#### Aim of the exercise:
Set the data down again, exactly as it reads, but without the pictures.

#### Dataset records:
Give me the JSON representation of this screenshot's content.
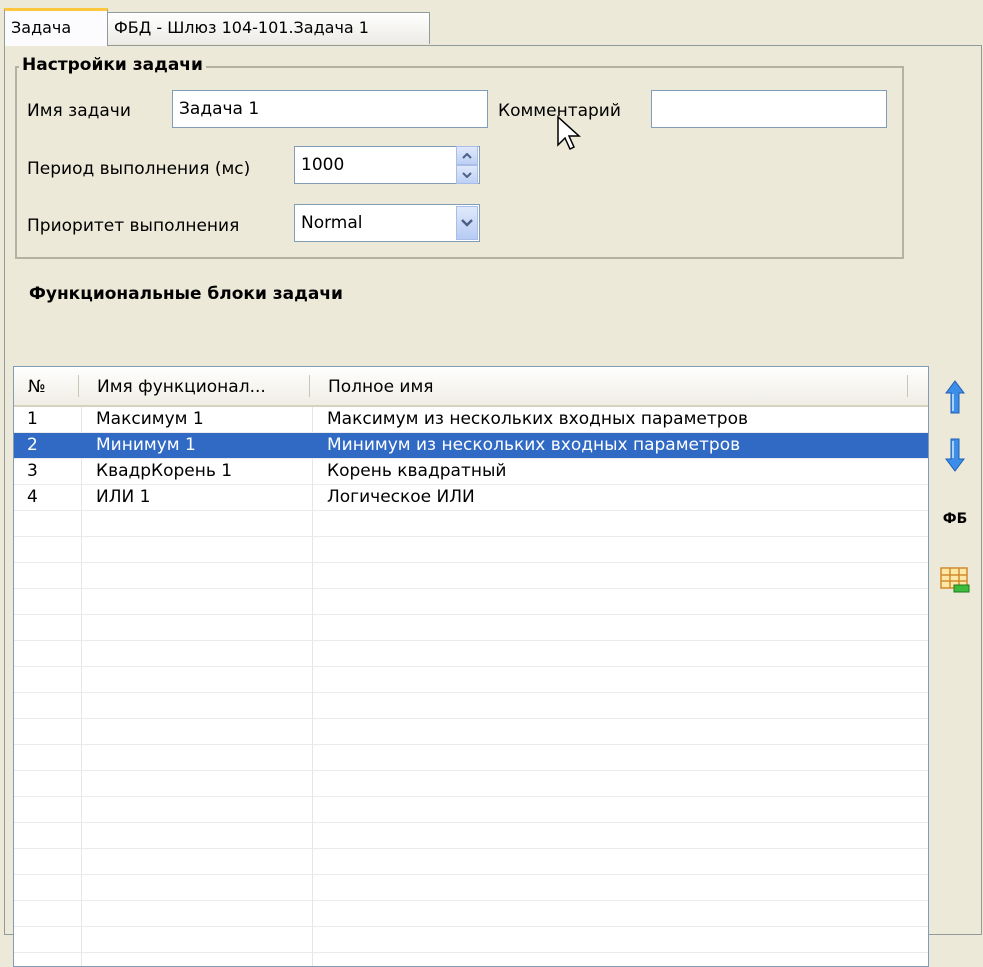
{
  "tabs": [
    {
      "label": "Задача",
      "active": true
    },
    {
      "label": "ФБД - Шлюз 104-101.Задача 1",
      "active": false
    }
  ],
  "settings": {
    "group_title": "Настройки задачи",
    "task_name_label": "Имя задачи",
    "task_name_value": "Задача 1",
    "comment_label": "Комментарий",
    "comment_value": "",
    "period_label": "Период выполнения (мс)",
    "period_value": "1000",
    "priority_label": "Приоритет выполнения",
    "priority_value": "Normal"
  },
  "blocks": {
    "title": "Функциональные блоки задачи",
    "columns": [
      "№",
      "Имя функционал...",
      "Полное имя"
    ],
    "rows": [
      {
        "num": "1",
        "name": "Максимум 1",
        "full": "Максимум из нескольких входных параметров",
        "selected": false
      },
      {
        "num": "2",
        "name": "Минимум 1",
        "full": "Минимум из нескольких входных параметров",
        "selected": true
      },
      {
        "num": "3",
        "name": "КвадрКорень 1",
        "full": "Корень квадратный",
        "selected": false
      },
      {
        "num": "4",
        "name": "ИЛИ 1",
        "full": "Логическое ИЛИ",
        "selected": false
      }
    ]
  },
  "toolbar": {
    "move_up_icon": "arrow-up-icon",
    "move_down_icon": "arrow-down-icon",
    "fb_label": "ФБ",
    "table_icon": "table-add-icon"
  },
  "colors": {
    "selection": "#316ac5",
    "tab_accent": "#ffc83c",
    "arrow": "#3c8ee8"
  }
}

#### Result of the exercise:
Give me the JSON representation of this screenshot's content.
{
  "tabs": [
    {
      "label": "Задача",
      "active": true
    },
    {
      "label": "ФБД - Шлюз 104-101.Задача 1",
      "active": false
    }
  ],
  "settings": {
    "group_title": "Настройки задачи",
    "task_name_label": "Имя задачи",
    "task_name_value": "Задача 1",
    "comment_label": "Комментарий",
    "comment_value": "",
    "period_label": "Период выполнения (мс)",
    "period_value": "1000",
    "priority_label": "Приоритет выполнения",
    "priority_value": "Normal"
  },
  "blocks": {
    "title": "Функциональные блоки задачи",
    "columns": [
      "№",
      "Имя функционал...",
      "Полное имя"
    ],
    "rows": [
      {
        "num": "1",
        "name": "Максимум 1",
        "full": "Максимум из нескольких входных параметров",
        "selected": false
      },
      {
        "num": "2",
        "name": "Минимум 1",
        "full": "Минимум из нескольких входных параметров",
        "selected": true
      },
      {
        "num": "3",
        "name": "КвадрКорень 1",
        "full": "Корень квадратный",
        "selected": false
      },
      {
        "num": "4",
        "name": "ИЛИ 1",
        "full": "Логическое ИЛИ",
        "selected": false
      }
    ]
  },
  "toolbar": {
    "move_up_icon": "arrow-up-icon",
    "move_down_icon": "arrow-down-icon",
    "fb_label": "ФБ",
    "table_icon": "table-add-icon"
  },
  "colors": {
    "selection": "#316ac5",
    "tab_accent": "#ffc83c",
    "arrow": "#3c8ee8"
  }
}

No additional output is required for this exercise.